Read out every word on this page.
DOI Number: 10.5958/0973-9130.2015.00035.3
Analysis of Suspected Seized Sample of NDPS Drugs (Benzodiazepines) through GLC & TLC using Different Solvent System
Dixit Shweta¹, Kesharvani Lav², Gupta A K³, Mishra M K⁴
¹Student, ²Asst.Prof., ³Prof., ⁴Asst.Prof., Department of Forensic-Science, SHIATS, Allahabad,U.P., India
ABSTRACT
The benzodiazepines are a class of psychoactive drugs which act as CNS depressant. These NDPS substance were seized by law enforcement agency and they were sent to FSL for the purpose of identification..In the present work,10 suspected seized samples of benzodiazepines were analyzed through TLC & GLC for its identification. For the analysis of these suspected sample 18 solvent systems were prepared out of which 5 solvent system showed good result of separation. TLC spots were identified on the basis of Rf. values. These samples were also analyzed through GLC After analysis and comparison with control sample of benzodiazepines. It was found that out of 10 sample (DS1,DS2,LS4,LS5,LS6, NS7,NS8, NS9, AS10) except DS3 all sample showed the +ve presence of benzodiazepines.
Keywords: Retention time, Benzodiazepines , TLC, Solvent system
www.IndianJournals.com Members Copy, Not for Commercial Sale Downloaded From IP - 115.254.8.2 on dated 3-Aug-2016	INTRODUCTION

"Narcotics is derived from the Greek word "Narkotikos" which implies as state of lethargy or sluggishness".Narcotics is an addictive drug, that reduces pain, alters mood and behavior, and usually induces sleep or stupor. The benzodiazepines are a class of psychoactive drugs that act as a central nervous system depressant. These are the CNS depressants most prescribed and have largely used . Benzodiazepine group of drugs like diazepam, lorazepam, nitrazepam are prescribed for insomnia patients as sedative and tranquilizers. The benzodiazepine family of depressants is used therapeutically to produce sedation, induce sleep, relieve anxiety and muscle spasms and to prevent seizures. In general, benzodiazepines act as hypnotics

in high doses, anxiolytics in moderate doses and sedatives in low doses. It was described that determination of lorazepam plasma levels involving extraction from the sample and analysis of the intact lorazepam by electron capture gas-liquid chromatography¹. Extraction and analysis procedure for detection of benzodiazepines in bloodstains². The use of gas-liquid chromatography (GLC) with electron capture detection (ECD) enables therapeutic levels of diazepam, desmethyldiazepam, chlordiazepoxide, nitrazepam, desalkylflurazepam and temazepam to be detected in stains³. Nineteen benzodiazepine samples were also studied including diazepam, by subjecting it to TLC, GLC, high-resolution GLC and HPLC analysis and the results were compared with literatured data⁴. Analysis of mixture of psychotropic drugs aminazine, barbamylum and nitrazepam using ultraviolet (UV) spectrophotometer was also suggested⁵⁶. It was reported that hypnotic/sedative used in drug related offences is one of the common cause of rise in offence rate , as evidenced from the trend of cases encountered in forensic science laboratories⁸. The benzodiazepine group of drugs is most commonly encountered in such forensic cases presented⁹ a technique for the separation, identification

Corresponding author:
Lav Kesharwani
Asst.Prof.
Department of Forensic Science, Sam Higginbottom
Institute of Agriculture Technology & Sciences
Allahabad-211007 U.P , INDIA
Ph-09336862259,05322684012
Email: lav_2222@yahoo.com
+---+
* [Aim of the exercise]: What is wanted is the complete set of entries, returned verbatim.

* [Response box]:
Read out every word on this page.
DOI Number: 10.5958/0973-9130.2015.00035.3
Analysis of Suspected Seized Sample of NDPS Drugs (Benzodiazepines) through GLC & TLC using Different Solvent System
Dixit Shweta¹, Kesharvani Lav², Gupta A K³, Mishra M K⁴
¹Student, ²Asst.Prof., ³Prof., ⁴Asst.Prof., Department of Forensic-Science, SHIATS, Allahabad,U.P., India
ABSTRACT
The benzodiazepines are a class of psychoactive drugs which act as CNS depressant. These NDPS substance were seized by law enforcement agency and they were sent to FSL for the purpose of identification..In the present work,10 suspected seized samples of benzodiazepines were analyzed through TLC & GLC for its identification. For the analysis of these suspected sample 18 solvent systems were prepared out of which 5 solvent system showed good result of separation. TLC spots were identified on the basis of Rf. values. These samples were also analyzed through GLC After analysis and comparison with control sample of benzodiazepines. It was found that out of 10 sample (DS1,DS2,LS4,LS5,LS6, NS7,NS8, NS9, AS10) except DS3 all sample showed the +ve presence of benzodiazepines.
Keywords: Retention time, Benzodiazepines , TLC, Solvent system
www.IndianJournals.com Members Copy, Not for Commercial Sale Downloaded From IP - 115.254.8.2 on dated 3-Aug-2016	INTRODUCTION

"Narcotics is derived from the Greek word "Narkotikos" which implies as state of lethargy or sluggishness".Narcotics is an addictive drug, that reduces pain, alters mood and behavior, and usually induces sleep or stupor. The benzodiazepines are a class of psychoactive drugs that act as a central nervous system depressant. These are the CNS depressants most prescribed and have largely used . Benzodiazepine group of drugs like diazepam, lorazepam, nitrazepam are prescribed for insomnia patients as sedative and tranquilizers. The benzodiazepine family of depressants is used therapeutically to produce sedation, induce sleep, relieve anxiety and muscle spasms and to prevent seizures. In general, benzodiazepines act as hypnotics

in high doses, anxiolytics in moderate doses and sedatives in low doses. It was described that determination of lorazepam plasma levels involving extraction from the sample and analysis of the intact lorazepam by electron capture gas-liquid chromatography¹. Extraction and analysis procedure for detection of benzodiazepines in bloodstains². The use of gas-liquid chromatography (GLC) with electron capture detection (ECD) enables therapeutic levels of diazepam, desmethyldiazepam, chlordiazepoxide, nitrazepam, desalkylflurazepam and temazepam to be detected in stains³. Nineteen benzodiazepine samples were also studied including diazepam, by subjecting it to TLC, GLC, high-resolution GLC and HPLC analysis and the results were compared with literatured data⁴. Analysis of mixture of psychotropic drugs aminazine, barbamylum and nitrazepam using ultraviolet (UV) spectrophotometer was also suggested⁵⁶. It was reported that hypnotic/sedative used in drug related offences is one of the common cause of rise in offence rate , as evidenced from the trend of cases encountered in forensic science laboratories⁸. The benzodiazepine group of drugs is most commonly encountered in such forensic cases presented⁹ a technique for the separation, identification

Corresponding author:
Lav Kesharwani
Asst.Prof.
Department of Forensic Science, Sam Higginbottom
Institute of Agriculture Technology & Sciences
Allahabad-211007 U.P , INDIA
Ph-09336862259,05322684012
Email: lav_2222@yahoo.com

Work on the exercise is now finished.